Dataset records
_ _ _

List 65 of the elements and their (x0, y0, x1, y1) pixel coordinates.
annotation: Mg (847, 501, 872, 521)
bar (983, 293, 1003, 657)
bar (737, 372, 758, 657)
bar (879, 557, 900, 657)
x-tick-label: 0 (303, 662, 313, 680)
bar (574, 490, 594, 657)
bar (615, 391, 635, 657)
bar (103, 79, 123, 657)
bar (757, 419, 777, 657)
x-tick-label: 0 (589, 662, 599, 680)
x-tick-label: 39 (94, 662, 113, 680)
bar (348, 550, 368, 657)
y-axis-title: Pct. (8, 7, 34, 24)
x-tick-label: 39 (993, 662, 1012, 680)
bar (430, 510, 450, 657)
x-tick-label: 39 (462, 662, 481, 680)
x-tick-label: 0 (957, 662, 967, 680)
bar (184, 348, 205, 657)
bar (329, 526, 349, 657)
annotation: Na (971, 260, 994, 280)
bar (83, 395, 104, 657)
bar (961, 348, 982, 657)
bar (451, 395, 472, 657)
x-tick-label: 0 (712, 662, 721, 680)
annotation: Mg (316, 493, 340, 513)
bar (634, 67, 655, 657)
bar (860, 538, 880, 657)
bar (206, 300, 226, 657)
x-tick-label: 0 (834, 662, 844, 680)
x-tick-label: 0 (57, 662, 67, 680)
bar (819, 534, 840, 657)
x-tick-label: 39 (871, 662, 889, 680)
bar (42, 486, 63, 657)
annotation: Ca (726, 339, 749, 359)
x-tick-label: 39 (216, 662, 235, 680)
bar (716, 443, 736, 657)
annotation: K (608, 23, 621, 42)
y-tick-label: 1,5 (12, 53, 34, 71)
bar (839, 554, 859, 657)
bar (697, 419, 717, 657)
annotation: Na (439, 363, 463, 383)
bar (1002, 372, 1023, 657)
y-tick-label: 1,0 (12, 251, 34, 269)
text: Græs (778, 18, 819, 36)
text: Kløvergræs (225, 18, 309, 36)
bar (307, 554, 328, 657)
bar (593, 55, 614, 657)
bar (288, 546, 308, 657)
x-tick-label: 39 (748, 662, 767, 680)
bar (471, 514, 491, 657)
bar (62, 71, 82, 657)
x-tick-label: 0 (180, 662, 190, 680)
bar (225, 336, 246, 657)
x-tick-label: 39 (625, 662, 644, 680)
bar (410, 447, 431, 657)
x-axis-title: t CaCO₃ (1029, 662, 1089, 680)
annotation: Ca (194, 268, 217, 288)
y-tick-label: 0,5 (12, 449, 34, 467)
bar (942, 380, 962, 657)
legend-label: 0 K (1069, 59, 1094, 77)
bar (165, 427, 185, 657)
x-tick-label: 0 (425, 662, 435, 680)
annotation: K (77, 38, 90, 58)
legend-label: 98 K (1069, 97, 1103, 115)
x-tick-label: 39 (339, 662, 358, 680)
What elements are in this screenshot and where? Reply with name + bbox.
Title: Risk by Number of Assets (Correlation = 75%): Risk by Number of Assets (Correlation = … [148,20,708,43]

_ _ _

» **Exercise aim**
Can you copy out the data above line for line, keeping every character unchanged?

» **Task response**
List 65 of the elements and their (x0, y0, x1, y1) pixel coordinates.
annotation: Mg (847, 501, 872, 521)
bar (983, 293, 1003, 657)
bar (737, 372, 758, 657)
bar (879, 557, 900, 657)
x-tick-label: 0 (303, 662, 313, 680)
bar (574, 490, 594, 657)
bar (615, 391, 635, 657)
bar (103, 79, 123, 657)
bar (757, 419, 777, 657)
x-tick-label: 0 (589, 662, 599, 680)
x-tick-label: 39 (94, 662, 113, 680)
bar (348, 550, 368, 657)
y-axis-title: Pct. (8, 7, 34, 24)
x-tick-label: 39 (993, 662, 1012, 680)
bar (430, 510, 450, 657)
x-tick-label: 39 (462, 662, 481, 680)
x-tick-label: 0 (957, 662, 967, 680)
bar (184, 348, 205, 657)
bar (329, 526, 349, 657)
annotation: Na (971, 260, 994, 280)
bar (83, 395, 104, 657)
bar (961, 348, 982, 657)
bar (451, 395, 472, 657)
x-tick-label: 0 (712, 662, 721, 680)
annotation: Mg (316, 493, 340, 513)
bar (634, 67, 655, 657)
bar (860, 538, 880, 657)
bar (206, 300, 226, 657)
x-tick-label: 0 (834, 662, 844, 680)
x-tick-label: 0 (57, 662, 67, 680)
bar (819, 534, 840, 657)
x-tick-label: 39 (871, 662, 889, 680)
bar (42, 486, 63, 657)
annotation: Ca (726, 339, 749, 359)
x-tick-label: 39 (216, 662, 235, 680)
bar (716, 443, 736, 657)
annotation: K (608, 23, 621, 42)
y-tick-label: 1,5 (12, 53, 34, 71)
bar (839, 554, 859, 657)
bar (697, 419, 717, 657)
annotation: Na (439, 363, 463, 383)
bar (1002, 372, 1023, 657)
y-tick-label: 1,0 (12, 251, 34, 269)
text: Græs (778, 18, 819, 36)
text: Kløvergræs (225, 18, 309, 36)
bar (307, 554, 328, 657)
bar (593, 55, 614, 657)
bar (288, 546, 308, 657)
x-tick-label: 39 (748, 662, 767, 680)
bar (471, 514, 491, 657)
bar (62, 71, 82, 657)
x-tick-label: 0 (180, 662, 190, 680)
bar (225, 336, 246, 657)
x-tick-label: 39 (625, 662, 644, 680)
bar (410, 447, 431, 657)
x-axis-title: t CaCO₃ (1029, 662, 1089, 680)
annotation: Ca (194, 268, 217, 288)
y-tick-label: 0,5 (12, 449, 34, 467)
bar (942, 380, 962, 657)
legend-label: 0 K (1069, 59, 1094, 77)
bar (165, 427, 185, 657)
x-tick-label: 0 (425, 662, 435, 680)
annotation: K (77, 38, 90, 58)
legend-label: 98 K (1069, 97, 1103, 115)
x-tick-label: 39 (339, 662, 358, 680)
What elements are in this screenshot and where? Reply with name + bbox.
Title: Risk by Number of Assets (Correlation = 75%): Risk by Number of Assets (Correlation = … [148,20,708,43]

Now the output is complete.